-- start of SUPPLIED DATA --

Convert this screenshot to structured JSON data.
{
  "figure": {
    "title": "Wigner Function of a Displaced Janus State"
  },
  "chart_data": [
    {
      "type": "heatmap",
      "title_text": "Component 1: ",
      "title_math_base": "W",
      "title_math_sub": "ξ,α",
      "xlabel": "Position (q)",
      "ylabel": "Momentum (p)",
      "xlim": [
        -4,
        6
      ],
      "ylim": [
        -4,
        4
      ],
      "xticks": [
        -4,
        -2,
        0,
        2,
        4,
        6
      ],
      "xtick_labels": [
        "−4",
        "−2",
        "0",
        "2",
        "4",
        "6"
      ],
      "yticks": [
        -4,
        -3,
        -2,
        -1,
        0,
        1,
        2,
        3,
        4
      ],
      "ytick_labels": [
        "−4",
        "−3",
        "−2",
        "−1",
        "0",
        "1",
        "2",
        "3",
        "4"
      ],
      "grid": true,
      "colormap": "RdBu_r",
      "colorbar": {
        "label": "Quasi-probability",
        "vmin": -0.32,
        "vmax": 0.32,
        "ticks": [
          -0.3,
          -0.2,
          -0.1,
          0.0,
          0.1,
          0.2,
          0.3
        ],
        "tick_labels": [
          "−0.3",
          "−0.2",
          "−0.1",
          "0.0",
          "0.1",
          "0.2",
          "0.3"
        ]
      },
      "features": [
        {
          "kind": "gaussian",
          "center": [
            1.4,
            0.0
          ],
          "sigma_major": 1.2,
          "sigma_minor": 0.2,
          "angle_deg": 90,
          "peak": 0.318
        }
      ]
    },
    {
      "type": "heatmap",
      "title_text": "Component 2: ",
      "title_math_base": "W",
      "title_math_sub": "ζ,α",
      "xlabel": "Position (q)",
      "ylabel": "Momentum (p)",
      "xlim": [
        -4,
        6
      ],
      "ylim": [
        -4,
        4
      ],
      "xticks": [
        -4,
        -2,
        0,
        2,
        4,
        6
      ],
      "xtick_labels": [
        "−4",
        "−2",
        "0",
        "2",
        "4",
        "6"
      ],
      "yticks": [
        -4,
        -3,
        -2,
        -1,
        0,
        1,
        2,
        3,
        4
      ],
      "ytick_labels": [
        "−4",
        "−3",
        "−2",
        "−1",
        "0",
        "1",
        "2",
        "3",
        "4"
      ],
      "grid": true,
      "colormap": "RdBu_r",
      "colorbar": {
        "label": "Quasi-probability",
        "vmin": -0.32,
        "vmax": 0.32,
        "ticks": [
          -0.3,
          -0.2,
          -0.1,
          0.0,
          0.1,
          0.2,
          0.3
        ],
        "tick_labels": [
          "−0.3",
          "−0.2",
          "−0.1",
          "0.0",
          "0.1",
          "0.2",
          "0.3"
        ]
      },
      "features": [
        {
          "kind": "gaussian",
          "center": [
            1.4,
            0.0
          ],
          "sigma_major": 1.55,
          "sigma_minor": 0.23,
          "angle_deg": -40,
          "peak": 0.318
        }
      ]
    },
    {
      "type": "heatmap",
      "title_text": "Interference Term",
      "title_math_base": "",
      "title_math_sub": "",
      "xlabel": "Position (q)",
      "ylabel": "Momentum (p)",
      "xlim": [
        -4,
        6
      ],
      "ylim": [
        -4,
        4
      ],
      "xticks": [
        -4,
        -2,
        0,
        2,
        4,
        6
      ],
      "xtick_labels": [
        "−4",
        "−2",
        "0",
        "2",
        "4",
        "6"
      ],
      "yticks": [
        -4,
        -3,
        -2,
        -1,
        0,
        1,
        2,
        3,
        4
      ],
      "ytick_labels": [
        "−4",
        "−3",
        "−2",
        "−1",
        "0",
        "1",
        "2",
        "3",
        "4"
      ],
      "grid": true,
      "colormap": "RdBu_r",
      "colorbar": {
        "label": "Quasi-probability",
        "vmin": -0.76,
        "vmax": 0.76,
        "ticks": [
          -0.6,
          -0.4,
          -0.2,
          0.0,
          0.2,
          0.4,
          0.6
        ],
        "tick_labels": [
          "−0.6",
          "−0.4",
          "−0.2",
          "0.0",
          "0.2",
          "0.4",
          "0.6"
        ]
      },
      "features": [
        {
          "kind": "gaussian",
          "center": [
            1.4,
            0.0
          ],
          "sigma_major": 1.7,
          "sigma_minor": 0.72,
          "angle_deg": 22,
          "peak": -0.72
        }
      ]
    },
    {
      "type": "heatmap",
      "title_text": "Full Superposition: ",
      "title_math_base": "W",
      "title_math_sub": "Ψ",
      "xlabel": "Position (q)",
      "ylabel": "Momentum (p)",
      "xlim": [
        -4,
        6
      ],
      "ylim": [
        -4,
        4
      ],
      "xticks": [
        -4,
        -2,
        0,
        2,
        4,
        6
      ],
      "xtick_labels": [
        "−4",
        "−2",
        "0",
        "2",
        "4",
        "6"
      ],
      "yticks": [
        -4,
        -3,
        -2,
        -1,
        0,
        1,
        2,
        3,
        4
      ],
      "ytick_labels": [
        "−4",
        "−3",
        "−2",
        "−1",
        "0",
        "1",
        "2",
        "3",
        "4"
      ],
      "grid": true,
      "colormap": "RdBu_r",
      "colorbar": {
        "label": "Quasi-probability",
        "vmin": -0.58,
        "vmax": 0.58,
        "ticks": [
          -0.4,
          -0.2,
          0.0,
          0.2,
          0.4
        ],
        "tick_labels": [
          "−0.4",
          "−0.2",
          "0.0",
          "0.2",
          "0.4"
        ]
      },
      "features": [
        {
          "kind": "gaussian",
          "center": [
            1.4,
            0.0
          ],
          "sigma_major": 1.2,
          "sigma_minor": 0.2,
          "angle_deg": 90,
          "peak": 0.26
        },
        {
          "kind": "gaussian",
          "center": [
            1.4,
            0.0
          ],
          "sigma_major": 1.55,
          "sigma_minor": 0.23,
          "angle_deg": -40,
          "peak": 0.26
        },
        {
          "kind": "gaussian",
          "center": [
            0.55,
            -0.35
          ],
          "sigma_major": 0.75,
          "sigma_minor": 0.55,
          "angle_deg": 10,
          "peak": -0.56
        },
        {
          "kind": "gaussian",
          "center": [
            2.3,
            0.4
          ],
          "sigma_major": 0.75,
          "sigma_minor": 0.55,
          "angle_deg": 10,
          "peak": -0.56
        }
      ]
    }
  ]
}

-- end of SUPPLIED DATA --

> _WHAT TO WORK ON_: Give all the entries again exactly; leave none out.

> _EXPECTED OUTPUT_:
Convert this screenshot to structured JSON data.
{
  "figure": {
    "title": "Wigner Function of a Displaced Janus State"
  },
  "chart_data": [
    {
      "type": "heatmap",
      "title_text": "Component 1: ",
      "title_math_base": "W",
      "title_math_sub": "ξ,α",
      "xlabel": "Position (q)",
      "ylabel": "Momentum (p)",
      "xlim": [
        -4,
        6
      ],
      "ylim": [
        -4,
        4
      ],
      "xticks": [
        -4,
        -2,
        0,
        2,
        4,
        6
      ],
      "xtick_labels": [
        "−4",
        "−2",
        "0",
        "2",
        "4",
        "6"
      ],
      "yticks": [
        -4,
        -3,
        -2,
        -1,
        0,
        1,
        2,
        3,
        4
      ],
      "ytick_labels": [
        "−4",
        "−3",
        "−2",
        "−1",
        "0",
        "1",
        "2",
        "3",
        "4"
      ],
      "grid": true,
      "colormap": "RdBu_r",
      "colorbar": {
        "label": "Quasi-probability",
        "vmin": -0.32,
        "vmax": 0.32,
        "ticks": [
          -0.3,
          -0.2,
          -0.1,
          0.0,
          0.1,
          0.2,
          0.3
        ],
        "tick_labels": [
          "−0.3",
          "−0.2",
          "−0.1",
          "0.0",
          "0.1",
          "0.2",
          "0.3"
        ]
      },
      "features": [
        {
          "kind": "gaussian",
          "center": [
            1.4,
            0.0
          ],
          "sigma_major": 1.2,
          "sigma_minor": 0.2,
          "angle_deg": 90,
          "peak": 0.318
        }
      ]
    },
    {
      "type": "heatmap",
      "title_text": "Component 2: ",
      "title_math_base": "W",
      "title_math_sub": "ζ,α",
      "xlabel": "Position (q)",
      "ylabel": "Momentum (p)",
      "xlim": [
        -4,
        6
      ],
      "ylim": [
        -4,
        4
      ],
      "xticks": [
        -4,
        -2,
        0,
        2,
        4,
        6
      ],
      "xtick_labels": [
        "−4",
        "−2",
        "0",
        "2",
        "4",
        "6"
      ],
      "yticks": [
        -4,
        -3,
        -2,
        -1,
        0,
        1,
        2,
        3,
        4
      ],
      "ytick_labels": [
        "−4",
        "−3",
        "−2",
        "−1",
        "0",
        "1",
        "2",
        "3",
        "4"
      ],
      "grid": true,
      "colormap": "RdBu_r",
      "colorbar": {
        "label": "Quasi-probability",
        "vmin": -0.32,
        "vmax": 0.32,
        "ticks": [
          -0.3,
          -0.2,
          -0.1,
          0.0,
          0.1,
          0.2,
          0.3
        ],
        "tick_labels": [
          "−0.3",
          "−0.2",
          "−0.1",
          "0.0",
          "0.1",
          "0.2",
          "0.3"
        ]
      },
      "features": [
        {
          "kind": "gaussian",
          "center": [
            1.4,
            0.0
          ],
          "sigma_major": 1.55,
          "sigma_minor": 0.23,
          "angle_deg": -40,
          "peak": 0.318
        }
      ]
    },
    {
      "type": "heatmap",
      "title_text": "Interference Term",
      "title_math_base": "",
      "title_math_sub": "",
      "xlabel": "Position (q)",
      "ylabel": "Momentum (p)",
      "xlim": [
        -4,
        6
      ],
      "ylim": [
        -4,
        4
      ],
      "xticks": [
        -4,
        -2,
        0,
        2,
        4,
        6
      ],
      "xtick_labels": [
        "−4",
        "−2",
        "0",
        "2",
        "4",
        "6"
      ],
      "yticks": [
        -4,
        -3,
        -2,
        -1,
        0,
        1,
        2,
        3,
        4
      ],
      "ytick_labels": [
        "−4",
        "−3",
        "−2",
        "−1",
        "0",
        "1",
        "2",
        "3",
        "4"
      ],
      "grid": true,
      "colormap": "RdBu_r",
      "colorbar": {
        "label": "Quasi-probability",
        "vmin": -0.76,
        "vmax": 0.76,
        "ticks": [
          -0.6,
          -0.4,
          -0.2,
          0.0,
          0.2,
          0.4,
          0.6
        ],
        "tick_labels": [
          "−0.6",
          "−0.4",
          "−0.2",
          "0.0",
          "0.2",
          "0.4",
          "0.6"
        ]
      },
      "features": [
        {
          "kind": "gaussian",
          "center": [
            1.4,
            0.0
          ],
          "sigma_major": 1.7,
          "sigma_minor": 0.72,
          "angle_deg": 22,
          "peak": -0.72
        }
      ]
    },
    {
      "type": "heatmap",
      "title_text": "Full Superposition: ",
      "title_math_base": "W",
      "title_math_sub": "Ψ",
      "xlabel": "Position (q)",
      "ylabel": "Momentum (p)",
      "xlim": [
        -4,
        6
      ],
      "ylim": [
        -4,
        4
      ],
      "xticks": [
        -4,
        -2,
        0,
        2,
        4,
        6
      ],
      "xtick_labels": [
        "−4",
        "−2",
        "0",
        "2",
        "4",
        "6"
      ],
      "yticks": [
        -4,
        -3,
        -2,
        -1,
        0,
        1,
        2,
        3,
        4
      ],
      "ytick_labels": [
        "−4",
        "−3",
        "−2",
        "−1",
        "0",
        "1",
        "2",
        "3",
        "4"
      ],
      "grid": true,
      "colormap": "RdBu_r",
      "colorbar": {
        "label": "Quasi-probability",
        "vmin": -0.58,
        "vmax": 0.58,
        "ticks": [
          -0.4,
          -0.2,
          0.0,
          0.2,
          0.4
        ],
        "tick_labels": [
          "−0.4",
          "−0.2",
          "0.0",
          "0.2",
          "0.4"
        ]
      },
      "features": [
        {
          "kind": "gaussian",
          "center": [
            1.4,
            0.0
          ],
          "sigma_major": 1.2,
          "sigma_minor": 0.2,
          "angle_deg": 90,
          "peak": 0.26
        },
        {
          "kind": "gaussian",
          "center": [
            1.4,
            0.0
          ],
          "sigma_major": 1.55,
          "sigma_minor": 0.23,
          "angle_deg": -40,
          "peak": 0.26
        },
        {
          "kind": "gaussian",
          "center": [
            0.55,
            -0.35
          ],
          "sigma_major": 0.75,
          "sigma_minor": 0.55,
          "angle_deg": 10,
          "peak": -0.56
        },
        {
          "kind": "gaussian",
          "center": [
            2.3,
            0.4
          ],
          "sigma_major": 0.75,
          "sigma_minor": 0.55,
          "angle_deg": 10,
          "peak": -0.56
        }
      ]
    }
  ]
}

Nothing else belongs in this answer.